▶ _Stated problem_: Pull every line containing "model" from the entries.

──────

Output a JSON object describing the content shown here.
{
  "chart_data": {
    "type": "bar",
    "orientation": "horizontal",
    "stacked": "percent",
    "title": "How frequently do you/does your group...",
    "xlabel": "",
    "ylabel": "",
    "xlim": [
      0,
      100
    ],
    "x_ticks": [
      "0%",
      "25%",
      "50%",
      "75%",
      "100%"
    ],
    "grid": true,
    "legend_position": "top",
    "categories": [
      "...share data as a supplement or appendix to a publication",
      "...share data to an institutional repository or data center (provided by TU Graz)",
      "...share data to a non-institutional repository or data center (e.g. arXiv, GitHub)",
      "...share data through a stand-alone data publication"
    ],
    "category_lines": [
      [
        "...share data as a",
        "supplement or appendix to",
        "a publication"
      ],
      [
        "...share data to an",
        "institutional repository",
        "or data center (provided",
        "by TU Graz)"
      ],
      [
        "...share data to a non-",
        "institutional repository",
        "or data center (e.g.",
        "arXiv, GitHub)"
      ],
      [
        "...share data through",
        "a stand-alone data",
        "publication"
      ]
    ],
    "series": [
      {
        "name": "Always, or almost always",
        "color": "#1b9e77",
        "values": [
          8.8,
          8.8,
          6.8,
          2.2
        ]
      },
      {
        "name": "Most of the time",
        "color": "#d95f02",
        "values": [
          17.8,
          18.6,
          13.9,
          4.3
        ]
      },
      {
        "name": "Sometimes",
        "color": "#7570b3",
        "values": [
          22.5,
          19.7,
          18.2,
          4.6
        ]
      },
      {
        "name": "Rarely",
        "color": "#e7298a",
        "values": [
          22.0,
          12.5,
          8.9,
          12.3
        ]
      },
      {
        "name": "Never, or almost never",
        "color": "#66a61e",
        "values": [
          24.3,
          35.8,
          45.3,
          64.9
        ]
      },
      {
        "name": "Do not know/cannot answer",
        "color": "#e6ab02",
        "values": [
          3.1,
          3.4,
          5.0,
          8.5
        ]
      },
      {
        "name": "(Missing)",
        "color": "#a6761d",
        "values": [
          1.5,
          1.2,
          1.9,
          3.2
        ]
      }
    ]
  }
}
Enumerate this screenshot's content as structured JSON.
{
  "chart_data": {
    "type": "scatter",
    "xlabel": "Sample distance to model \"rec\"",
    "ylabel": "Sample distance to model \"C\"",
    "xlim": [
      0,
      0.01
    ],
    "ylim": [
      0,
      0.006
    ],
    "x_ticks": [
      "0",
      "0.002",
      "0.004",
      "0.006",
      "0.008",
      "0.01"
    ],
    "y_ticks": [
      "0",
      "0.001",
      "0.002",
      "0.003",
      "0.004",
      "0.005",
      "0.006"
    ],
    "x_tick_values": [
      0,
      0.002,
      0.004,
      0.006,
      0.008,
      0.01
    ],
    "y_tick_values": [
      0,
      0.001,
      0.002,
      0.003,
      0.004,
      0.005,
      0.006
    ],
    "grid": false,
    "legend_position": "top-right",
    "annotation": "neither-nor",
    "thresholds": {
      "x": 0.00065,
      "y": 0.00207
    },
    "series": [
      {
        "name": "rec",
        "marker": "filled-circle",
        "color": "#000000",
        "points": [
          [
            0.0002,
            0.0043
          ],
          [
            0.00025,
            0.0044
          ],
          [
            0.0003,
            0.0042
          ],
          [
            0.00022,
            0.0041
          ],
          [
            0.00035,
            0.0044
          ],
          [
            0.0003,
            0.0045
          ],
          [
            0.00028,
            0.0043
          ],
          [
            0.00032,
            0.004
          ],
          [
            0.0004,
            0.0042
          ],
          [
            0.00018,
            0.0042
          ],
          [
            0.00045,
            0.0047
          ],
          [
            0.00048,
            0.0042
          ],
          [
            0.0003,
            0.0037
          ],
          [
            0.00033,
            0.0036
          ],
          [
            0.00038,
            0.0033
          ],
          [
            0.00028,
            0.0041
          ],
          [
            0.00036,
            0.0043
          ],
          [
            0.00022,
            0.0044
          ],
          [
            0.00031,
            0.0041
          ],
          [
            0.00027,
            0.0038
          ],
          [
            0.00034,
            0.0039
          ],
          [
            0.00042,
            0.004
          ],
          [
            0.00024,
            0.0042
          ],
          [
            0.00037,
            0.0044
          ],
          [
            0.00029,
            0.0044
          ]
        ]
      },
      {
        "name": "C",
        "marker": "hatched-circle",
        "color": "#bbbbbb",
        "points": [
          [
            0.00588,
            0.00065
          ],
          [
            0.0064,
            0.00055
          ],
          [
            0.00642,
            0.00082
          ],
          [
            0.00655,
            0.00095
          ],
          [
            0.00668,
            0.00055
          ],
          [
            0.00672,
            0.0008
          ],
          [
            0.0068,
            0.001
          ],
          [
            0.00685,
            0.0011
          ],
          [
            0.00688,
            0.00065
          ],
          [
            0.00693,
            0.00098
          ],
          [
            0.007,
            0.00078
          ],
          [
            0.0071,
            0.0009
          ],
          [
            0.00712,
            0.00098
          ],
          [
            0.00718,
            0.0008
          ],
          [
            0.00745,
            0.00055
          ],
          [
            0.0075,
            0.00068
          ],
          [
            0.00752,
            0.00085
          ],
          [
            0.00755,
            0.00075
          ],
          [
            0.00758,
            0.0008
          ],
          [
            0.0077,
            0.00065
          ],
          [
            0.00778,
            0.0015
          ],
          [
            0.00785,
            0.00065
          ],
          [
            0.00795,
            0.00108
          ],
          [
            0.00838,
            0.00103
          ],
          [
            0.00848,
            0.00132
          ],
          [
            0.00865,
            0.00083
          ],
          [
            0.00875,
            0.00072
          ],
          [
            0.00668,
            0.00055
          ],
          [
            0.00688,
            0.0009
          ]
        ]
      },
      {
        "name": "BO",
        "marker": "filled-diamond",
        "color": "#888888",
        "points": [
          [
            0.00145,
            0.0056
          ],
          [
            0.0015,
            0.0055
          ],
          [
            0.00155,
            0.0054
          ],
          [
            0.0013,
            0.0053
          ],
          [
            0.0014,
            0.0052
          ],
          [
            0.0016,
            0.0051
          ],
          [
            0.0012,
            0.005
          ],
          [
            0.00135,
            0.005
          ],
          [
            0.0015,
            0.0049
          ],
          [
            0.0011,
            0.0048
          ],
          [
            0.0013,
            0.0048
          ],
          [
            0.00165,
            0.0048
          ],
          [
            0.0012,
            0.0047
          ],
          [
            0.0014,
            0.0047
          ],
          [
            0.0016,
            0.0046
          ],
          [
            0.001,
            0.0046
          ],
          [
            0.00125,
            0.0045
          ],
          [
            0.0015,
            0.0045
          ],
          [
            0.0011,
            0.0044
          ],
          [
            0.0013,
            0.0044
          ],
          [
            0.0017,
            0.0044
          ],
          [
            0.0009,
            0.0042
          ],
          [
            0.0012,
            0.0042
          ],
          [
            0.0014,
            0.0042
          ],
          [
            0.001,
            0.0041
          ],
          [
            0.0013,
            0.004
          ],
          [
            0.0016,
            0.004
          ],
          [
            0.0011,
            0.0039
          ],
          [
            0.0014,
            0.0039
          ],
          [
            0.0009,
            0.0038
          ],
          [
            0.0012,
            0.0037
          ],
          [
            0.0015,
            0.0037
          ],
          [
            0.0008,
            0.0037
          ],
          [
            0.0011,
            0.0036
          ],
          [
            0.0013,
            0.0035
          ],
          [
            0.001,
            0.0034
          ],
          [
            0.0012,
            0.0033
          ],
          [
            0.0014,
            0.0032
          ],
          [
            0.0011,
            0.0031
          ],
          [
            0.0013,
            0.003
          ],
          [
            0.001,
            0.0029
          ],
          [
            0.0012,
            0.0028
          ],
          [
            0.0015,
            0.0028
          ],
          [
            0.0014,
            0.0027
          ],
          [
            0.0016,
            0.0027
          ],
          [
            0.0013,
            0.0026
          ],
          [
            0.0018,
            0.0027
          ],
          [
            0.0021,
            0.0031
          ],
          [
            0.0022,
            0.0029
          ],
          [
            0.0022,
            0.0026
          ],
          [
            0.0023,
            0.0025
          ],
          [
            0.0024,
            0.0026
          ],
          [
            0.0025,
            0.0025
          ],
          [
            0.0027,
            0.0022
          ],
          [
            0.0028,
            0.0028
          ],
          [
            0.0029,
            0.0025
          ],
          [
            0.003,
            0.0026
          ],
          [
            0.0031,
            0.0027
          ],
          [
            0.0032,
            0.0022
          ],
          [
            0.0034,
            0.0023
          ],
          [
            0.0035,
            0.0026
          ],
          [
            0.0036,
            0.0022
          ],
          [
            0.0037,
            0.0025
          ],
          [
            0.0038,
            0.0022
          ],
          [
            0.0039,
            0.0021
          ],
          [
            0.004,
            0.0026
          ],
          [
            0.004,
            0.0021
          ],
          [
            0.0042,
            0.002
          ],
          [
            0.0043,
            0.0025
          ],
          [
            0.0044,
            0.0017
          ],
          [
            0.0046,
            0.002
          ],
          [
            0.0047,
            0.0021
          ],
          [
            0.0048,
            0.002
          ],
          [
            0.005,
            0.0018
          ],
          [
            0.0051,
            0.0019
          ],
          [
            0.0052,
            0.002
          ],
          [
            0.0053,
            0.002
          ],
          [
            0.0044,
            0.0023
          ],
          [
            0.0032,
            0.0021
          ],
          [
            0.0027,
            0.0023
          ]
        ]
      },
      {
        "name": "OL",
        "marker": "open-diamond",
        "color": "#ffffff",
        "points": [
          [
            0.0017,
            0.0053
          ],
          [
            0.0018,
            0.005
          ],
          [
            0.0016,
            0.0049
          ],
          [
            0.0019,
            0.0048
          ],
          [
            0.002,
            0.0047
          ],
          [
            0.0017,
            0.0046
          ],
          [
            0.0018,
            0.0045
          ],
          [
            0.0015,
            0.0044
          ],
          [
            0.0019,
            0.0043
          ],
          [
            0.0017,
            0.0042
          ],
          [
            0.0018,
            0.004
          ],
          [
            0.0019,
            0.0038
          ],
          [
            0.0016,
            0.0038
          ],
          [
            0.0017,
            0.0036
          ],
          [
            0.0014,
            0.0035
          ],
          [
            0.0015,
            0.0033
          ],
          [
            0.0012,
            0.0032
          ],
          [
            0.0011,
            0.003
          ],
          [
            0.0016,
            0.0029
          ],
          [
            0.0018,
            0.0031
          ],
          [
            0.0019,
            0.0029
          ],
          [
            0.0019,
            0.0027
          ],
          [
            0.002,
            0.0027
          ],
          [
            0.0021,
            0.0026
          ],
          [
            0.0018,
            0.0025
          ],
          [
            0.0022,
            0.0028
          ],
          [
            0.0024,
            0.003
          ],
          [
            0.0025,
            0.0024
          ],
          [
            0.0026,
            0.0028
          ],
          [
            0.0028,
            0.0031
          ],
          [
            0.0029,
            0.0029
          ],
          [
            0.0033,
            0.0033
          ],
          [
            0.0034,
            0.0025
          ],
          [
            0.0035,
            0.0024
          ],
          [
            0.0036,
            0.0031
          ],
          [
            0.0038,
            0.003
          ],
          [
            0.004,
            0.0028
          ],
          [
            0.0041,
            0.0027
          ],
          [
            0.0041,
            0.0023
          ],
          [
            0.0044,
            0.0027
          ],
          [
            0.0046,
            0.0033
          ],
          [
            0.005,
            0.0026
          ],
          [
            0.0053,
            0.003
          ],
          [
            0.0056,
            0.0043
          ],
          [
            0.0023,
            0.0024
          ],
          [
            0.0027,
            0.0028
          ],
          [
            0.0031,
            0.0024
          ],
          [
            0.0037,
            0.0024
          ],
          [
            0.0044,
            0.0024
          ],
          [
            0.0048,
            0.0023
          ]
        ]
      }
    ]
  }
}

──────

▶ _The completed task_:
    "xlabel": "Sample distance to model \"rec\"",
    "ylabel": "Sample distance to model \"C\"",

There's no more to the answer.